**Task:**
Read the records below. Copy each line where the string "SRMTID" occurs.

**Material to process:**
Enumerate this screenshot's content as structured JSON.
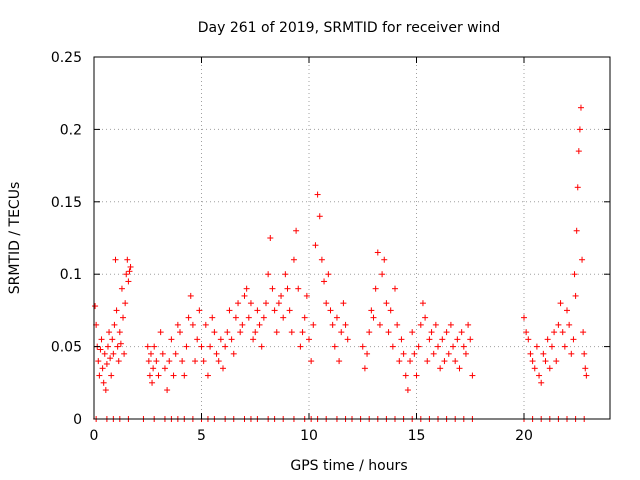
{
  "chart_data": {
    "type": "scatter",
    "title": "Day 261 of 2019, SRMTID for receiver wind",
    "xlabel": "GPS time / hours",
    "ylabel": "SRMTID / TECUs",
    "xlim": [
      0,
      24
    ],
    "ylim": [
      0,
      0.25
    ],
    "x_ticks": [
      0,
      5,
      10,
      15,
      20
    ],
    "y_ticks": [
      0,
      0.05,
      0.1,
      0.15,
      0.2,
      0.25
    ],
    "x_tick_labels": [
      "0",
      "5",
      "10",
      "15",
      "20"
    ],
    "y_tick_labels": [
      "0",
      "0.05",
      "0.1",
      "0.15",
      "0.2",
      "0.25"
    ],
    "grid": true,
    "marker": "+",
    "series_color": "#ff0000",
    "series": [
      {
        "name": "SRMTID",
        "points": [
          [
            0.05,
            0.078
          ],
          [
            0.1,
            0.065
          ],
          [
            0.15,
            0.05
          ],
          [
            0.2,
            0.04
          ],
          [
            0.25,
            0.03
          ],
          [
            0.3,
            0.048
          ],
          [
            0.35,
            0.055
          ],
          [
            0.4,
            0.035
          ],
          [
            0.45,
            0.025
          ],
          [
            0.5,
            0.045
          ],
          [
            0.55,
            0.02
          ],
          [
            0.6,
            0.038
          ],
          [
            0.65,
            0.05
          ],
          [
            0.7,
            0.06
          ],
          [
            0.75,
            0.042
          ],
          [
            0.8,
            0.03
          ],
          [
            0.85,
            0.055
          ],
          [
            0.9,
            0.045
          ],
          [
            0.95,
            0.065
          ],
          [
            1.0,
            0.11
          ],
          [
            1.05,
            0.075
          ],
          [
            1.1,
            0.05
          ],
          [
            1.15,
            0.04
          ],
          [
            1.2,
            0.06
          ],
          [
            1.25,
            0.052
          ],
          [
            1.3,
            0.09
          ],
          [
            1.35,
            0.07
          ],
          [
            1.4,
            0.045
          ],
          [
            1.45,
            0.08
          ],
          [
            1.5,
            0.1
          ],
          [
            1.55,
            0.11
          ],
          [
            1.6,
            0.095
          ],
          [
            1.65,
            0.102
          ],
          [
            1.7,
            0.105
          ],
          [
            2.5,
            0.05
          ],
          [
            2.55,
            0.04
          ],
          [
            2.6,
            0.03
          ],
          [
            2.65,
            0.045
          ],
          [
            2.7,
            0.025
          ],
          [
            2.75,
            0.035
          ],
          [
            2.8,
            0.05
          ],
          [
            2.9,
            0.04
          ],
          [
            3.0,
            0.03
          ],
          [
            3.1,
            0.06
          ],
          [
            3.2,
            0.045
          ],
          [
            3.3,
            0.035
          ],
          [
            3.4,
            0.02
          ],
          [
            3.5,
            0.04
          ],
          [
            3.6,
            0.055
          ],
          [
            3.7,
            0.03
          ],
          [
            3.8,
            0.045
          ],
          [
            3.9,
            0.065
          ],
          [
            4.0,
            0.06
          ],
          [
            4.1,
            0.04
          ],
          [
            4.2,
            0.03
          ],
          [
            4.3,
            0.05
          ],
          [
            4.4,
            0.07
          ],
          [
            4.5,
            0.085
          ],
          [
            4.6,
            0.065
          ],
          [
            4.7,
            0.04
          ],
          [
            4.8,
            0.055
          ],
          [
            4.9,
            0.075
          ],
          [
            5.0,
            0.05
          ],
          [
            5.1,
            0.04
          ],
          [
            5.2,
            0.065
          ],
          [
            5.3,
            0.03
          ],
          [
            5.4,
            0.05
          ],
          [
            5.5,
            0.07
          ],
          [
            5.6,
            0.06
          ],
          [
            5.7,
            0.045
          ],
          [
            5.8,
            0.04
          ],
          [
            5.9,
            0.055
          ],
          [
            6.0,
            0.035
          ],
          [
            6.1,
            0.05
          ],
          [
            6.2,
            0.06
          ],
          [
            6.3,
            0.075
          ],
          [
            6.4,
            0.055
          ],
          [
            6.5,
            0.045
          ],
          [
            6.6,
            0.07
          ],
          [
            6.7,
            0.08
          ],
          [
            6.8,
            0.06
          ],
          [
            6.9,
            0.065
          ],
          [
            7.0,
            0.085
          ],
          [
            7.1,
            0.09
          ],
          [
            7.2,
            0.07
          ],
          [
            7.3,
            0.08
          ],
          [
            7.4,
            0.055
          ],
          [
            7.5,
            0.06
          ],
          [
            7.6,
            0.075
          ],
          [
            7.7,
            0.065
          ],
          [
            7.8,
            0.05
          ],
          [
            7.9,
            0.07
          ],
          [
            8.0,
            0.08
          ],
          [
            8.1,
            0.1
          ],
          [
            8.2,
            0.125
          ],
          [
            8.3,
            0.09
          ],
          [
            8.4,
            0.075
          ],
          [
            8.5,
            0.06
          ],
          [
            8.6,
            0.08
          ],
          [
            8.7,
            0.085
          ],
          [
            8.8,
            0.07
          ],
          [
            8.9,
            0.1
          ],
          [
            9.0,
            0.09
          ],
          [
            9.1,
            0.075
          ],
          [
            9.2,
            0.06
          ],
          [
            9.3,
            0.11
          ],
          [
            9.4,
            0.13
          ],
          [
            9.5,
            0.09
          ],
          [
            9.6,
            0.05
          ],
          [
            9.7,
            0.06
          ],
          [
            9.8,
            0.07
          ],
          [
            9.9,
            0.085
          ],
          [
            10.0,
            0.055
          ],
          [
            10.1,
            0.04
          ],
          [
            10.2,
            0.065
          ],
          [
            10.3,
            0.12
          ],
          [
            10.4,
            0.155
          ],
          [
            10.5,
            0.14
          ],
          [
            10.6,
            0.11
          ],
          [
            10.7,
            0.095
          ],
          [
            10.8,
            0.08
          ],
          [
            10.9,
            0.1
          ],
          [
            11.0,
            0.075
          ],
          [
            11.1,
            0.065
          ],
          [
            11.2,
            0.05
          ],
          [
            11.3,
            0.07
          ],
          [
            11.4,
            0.04
          ],
          [
            11.5,
            0.06
          ],
          [
            11.6,
            0.08
          ],
          [
            11.7,
            0.065
          ],
          [
            11.8,
            0.055
          ],
          [
            12.5,
            0.05
          ],
          [
            12.6,
            0.035
          ],
          [
            12.7,
            0.045
          ],
          [
            12.8,
            0.06
          ],
          [
            12.9,
            0.075
          ],
          [
            13.0,
            0.07
          ],
          [
            13.1,
            0.09
          ],
          [
            13.2,
            0.115
          ],
          [
            13.3,
            0.065
          ],
          [
            13.4,
            0.1
          ],
          [
            13.5,
            0.11
          ],
          [
            13.6,
            0.08
          ],
          [
            13.7,
            0.06
          ],
          [
            13.8,
            0.075
          ],
          [
            13.9,
            0.05
          ],
          [
            14.0,
            0.09
          ],
          [
            14.1,
            0.065
          ],
          [
            14.2,
            0.04
          ],
          [
            14.3,
            0.055
          ],
          [
            14.4,
            0.045
          ],
          [
            14.5,
            0.03
          ],
          [
            14.6,
            0.02
          ],
          [
            14.7,
            0.04
          ],
          [
            14.8,
            0.06
          ],
          [
            14.9,
            0.045
          ],
          [
            15.0,
            0.03
          ],
          [
            15.1,
            0.05
          ],
          [
            15.2,
            0.065
          ],
          [
            15.3,
            0.08
          ],
          [
            15.4,
            0.07
          ],
          [
            15.5,
            0.04
          ],
          [
            15.6,
            0.055
          ],
          [
            15.7,
            0.06
          ],
          [
            15.8,
            0.045
          ],
          [
            15.9,
            0.065
          ],
          [
            16.0,
            0.05
          ],
          [
            16.1,
            0.035
          ],
          [
            16.2,
            0.055
          ],
          [
            16.3,
            0.04
          ],
          [
            16.4,
            0.06
          ],
          [
            16.5,
            0.045
          ],
          [
            16.6,
            0.065
          ],
          [
            16.7,
            0.05
          ],
          [
            16.8,
            0.04
          ],
          [
            16.9,
            0.055
          ],
          [
            17.0,
            0.035
          ],
          [
            17.1,
            0.06
          ],
          [
            17.2,
            0.05
          ],
          [
            17.3,
            0.045
          ],
          [
            17.4,
            0.065
          ],
          [
            17.5,
            0.055
          ],
          [
            17.6,
            0.03
          ],
          [
            20.0,
            0.07
          ],
          [
            20.1,
            0.06
          ],
          [
            20.2,
            0.055
          ],
          [
            20.3,
            0.045
          ],
          [
            20.4,
            0.04
          ],
          [
            20.5,
            0.035
          ],
          [
            20.6,
            0.05
          ],
          [
            20.7,
            0.03
          ],
          [
            20.8,
            0.025
          ],
          [
            20.9,
            0.045
          ],
          [
            21.0,
            0.04
          ],
          [
            21.1,
            0.055
          ],
          [
            21.2,
            0.035
          ],
          [
            21.3,
            0.05
          ],
          [
            21.4,
            0.06
          ],
          [
            21.5,
            0.04
          ],
          [
            21.6,
            0.065
          ],
          [
            21.7,
            0.08
          ],
          [
            21.8,
            0.06
          ],
          [
            21.9,
            0.05
          ],
          [
            22.0,
            0.075
          ],
          [
            22.1,
            0.065
          ],
          [
            22.2,
            0.045
          ],
          [
            22.3,
            0.055
          ],
          [
            22.35,
            0.1
          ],
          [
            22.4,
            0.085
          ],
          [
            22.45,
            0.13
          ],
          [
            22.5,
            0.16
          ],
          [
            22.55,
            0.185
          ],
          [
            22.6,
            0.2
          ],
          [
            22.65,
            0.215
          ],
          [
            22.7,
            0.11
          ],
          [
            22.75,
            0.06
          ],
          [
            22.8,
            0.045
          ],
          [
            22.85,
            0.035
          ],
          [
            22.9,
            0.03
          ]
        ]
      }
    ],
    "zero_markers_x": [
      0.1,
      0.6,
      0.9,
      1.2,
      1.6,
      2.3,
      2.8,
      3.3,
      3.6,
      3.9,
      4.2,
      4.6,
      5.0,
      5.3,
      5.6,
      6.1,
      6.5,
      7.0,
      7.3,
      7.6,
      8.1,
      8.4,
      8.8,
      9.3,
      9.8,
      10.1,
      10.4,
      10.8,
      11.3,
      11.7,
      12.0,
      12.4,
      12.8,
      13.2,
      13.6,
      14.0,
      14.4,
      14.8,
      15.2,
      15.6,
      16.0,
      16.4,
      16.8,
      17.2,
      17.6,
      20.0,
      20.4,
      20.8,
      21.2,
      21.6,
      22.0,
      22.4,
      22.8
    ]
  }
}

**Result of the exercise:**
    "title": "Day 261 of 2019, SRMTID for receiver wind",
    "ylabel": "SRMTID / TECUs",
        "name": "SRMTID",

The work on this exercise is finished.